▶
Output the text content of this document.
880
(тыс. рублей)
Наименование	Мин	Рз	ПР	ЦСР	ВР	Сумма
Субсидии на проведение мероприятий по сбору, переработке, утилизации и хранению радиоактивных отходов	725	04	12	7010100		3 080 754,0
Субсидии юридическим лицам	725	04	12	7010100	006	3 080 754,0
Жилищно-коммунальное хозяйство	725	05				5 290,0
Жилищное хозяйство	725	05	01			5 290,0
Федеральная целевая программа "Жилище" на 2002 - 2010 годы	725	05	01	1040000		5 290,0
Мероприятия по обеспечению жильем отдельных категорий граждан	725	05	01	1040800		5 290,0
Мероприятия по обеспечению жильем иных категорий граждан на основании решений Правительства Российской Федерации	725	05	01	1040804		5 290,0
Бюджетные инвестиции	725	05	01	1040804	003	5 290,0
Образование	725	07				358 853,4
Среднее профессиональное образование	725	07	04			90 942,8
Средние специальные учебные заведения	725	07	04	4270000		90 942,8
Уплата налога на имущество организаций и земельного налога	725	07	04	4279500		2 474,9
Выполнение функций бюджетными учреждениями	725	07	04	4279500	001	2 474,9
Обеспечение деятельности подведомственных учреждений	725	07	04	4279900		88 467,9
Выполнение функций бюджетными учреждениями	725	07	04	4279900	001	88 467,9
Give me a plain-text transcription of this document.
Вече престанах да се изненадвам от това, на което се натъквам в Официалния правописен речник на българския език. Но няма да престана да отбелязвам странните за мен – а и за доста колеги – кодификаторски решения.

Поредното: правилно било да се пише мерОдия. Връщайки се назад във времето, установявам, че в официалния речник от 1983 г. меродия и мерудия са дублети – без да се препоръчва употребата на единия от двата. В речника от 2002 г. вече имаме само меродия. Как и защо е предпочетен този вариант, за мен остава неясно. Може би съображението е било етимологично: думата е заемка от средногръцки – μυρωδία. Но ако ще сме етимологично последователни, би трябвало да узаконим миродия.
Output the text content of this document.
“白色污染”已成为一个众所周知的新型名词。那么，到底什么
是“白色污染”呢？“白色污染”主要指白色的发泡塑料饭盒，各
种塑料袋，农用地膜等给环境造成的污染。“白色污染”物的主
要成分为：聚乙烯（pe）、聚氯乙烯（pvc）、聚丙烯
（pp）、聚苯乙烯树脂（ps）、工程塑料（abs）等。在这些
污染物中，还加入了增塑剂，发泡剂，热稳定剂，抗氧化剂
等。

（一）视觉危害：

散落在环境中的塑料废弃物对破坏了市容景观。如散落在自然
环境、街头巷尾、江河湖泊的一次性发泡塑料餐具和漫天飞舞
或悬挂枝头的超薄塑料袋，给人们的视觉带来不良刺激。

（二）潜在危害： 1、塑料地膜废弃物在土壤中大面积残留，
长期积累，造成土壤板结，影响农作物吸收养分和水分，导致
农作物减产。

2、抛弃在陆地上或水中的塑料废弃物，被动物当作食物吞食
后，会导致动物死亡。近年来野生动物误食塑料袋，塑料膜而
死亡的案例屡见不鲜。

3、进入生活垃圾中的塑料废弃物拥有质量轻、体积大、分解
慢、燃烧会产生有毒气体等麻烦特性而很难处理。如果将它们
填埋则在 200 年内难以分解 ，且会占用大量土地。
◀
* [Problem description]
All of the entries need to be reproduced exactly; please write them out.

* [Full response]
Output the text content of this document.
880
(тыс. рублей)
Наименование	Мин	Рз	ПР	ЦСР	ВР	Сумма
Субсидии на проведение мероприятий по сбору, переработке, утилизации и хранению радиоактивных отходов	725	04	12	7010100		3 080 754,0
Субсидии юридическим лицам	725	04	12	7010100	006	3 080 754,0
Жилищно-коммунальное хозяйство	725	05				5 290,0
Жилищное хозяйство	725	05	01			5 290,0
Федеральная целевая программа "Жилище" на 2002 - 2010 годы	725	05	01	1040000		5 290,0
Мероприятия по обеспечению жильем отдельных категорий граждан	725	05	01	1040800		5 290,0
Мероприятия по обеспечению жильем иных категорий граждан на основании решений Правительства Российской Федерации	725	05	01	1040804		5 290,0
Бюджетные инвестиции	725	05	01	1040804	003	5 290,0
Образование	725	07				358 853,4
Среднее профессиональное образование	725	07	04			90 942,8
Средние специальные учебные заведения	725	07	04	4270000		90 942,8
Уплата налога на имущество организаций и земельного налога	725	07	04	4279500		2 474,9
Выполнение функций бюджетными учреждениями	725	07	04	4279500	001	2 474,9
Обеспечение деятельности подведомственных учреждений	725	07	04	4279900		88 467,9
Выполнение функций бюджетными учреждениями	725	07	04	4279900	001	88 467,9
Give me a plain-text transcription of this document.
Вече престанах да се изненадвам от това, на което се натъквам в Официалния правописен речник на българския език. Но няма да престана да отбелязвам странните за мен – а и за доста колеги – кодификаторски решения.

Поредното: правилно било да се пише мерОдия. Връщайки се назад във времето, установявам, че в официалния речник от 1983 г. меродия и мерудия са дублети – без да се препоръчва употребата на единия от двата. В речника от 2002 г. вече имаме само меродия. Как и защо е предпочетен този вариант, за мен остава неясно. Може би съображението е било етимологично: думата е заемка от средногръцки – μυρωδία. Но ако ще сме етимологично последователни, би трябвало да узаконим миродия.
Output the text content of this document.
“白色污染”已成为一个众所周知的新型名词。那么，到底什么
是“白色污染”呢？“白色污染”主要指白色的发泡塑料饭盒，各
种塑料袋，农用地膜等给环境造成的污染。“白色污染”物的主
要成分为：聚乙烯（pe）、聚氯乙烯（pvc）、聚丙烯
（pp）、聚苯乙烯树脂（ps）、工程塑料（abs）等。在这些
污染物中，还加入了增塑剂，发泡剂，热稳定剂，抗氧化剂
等。

（一）视觉危害：

散落在环境中的塑料废弃物对破坏了市容景观。如散落在自然
环境、街头巷尾、江河湖泊的一次性发泡塑料餐具和漫天飞舞
或悬挂枝头的超薄塑料袋，给人们的视觉带来不良刺激。

（二）潜在危害： 1、塑料地膜废弃物在土壤中大面积残留，
长期积累，造成土壤板结，影响农作物吸收养分和水分，导致
农作物减产。

2、抛弃在陆地上或水中的塑料废弃物，被动物当作食物吞食
后，会导致动物死亡。近年来野生动物误食塑料袋，塑料膜而
死亡的案例屡见不鲜。

3、进入生活垃圾中的塑料废弃物拥有质量轻、体积大、分解
慢、燃烧会产生有毒气体等麻烦特性而很难处理。如果将它们
填埋则在 200 年内难以分解 ，且会占用大量土地。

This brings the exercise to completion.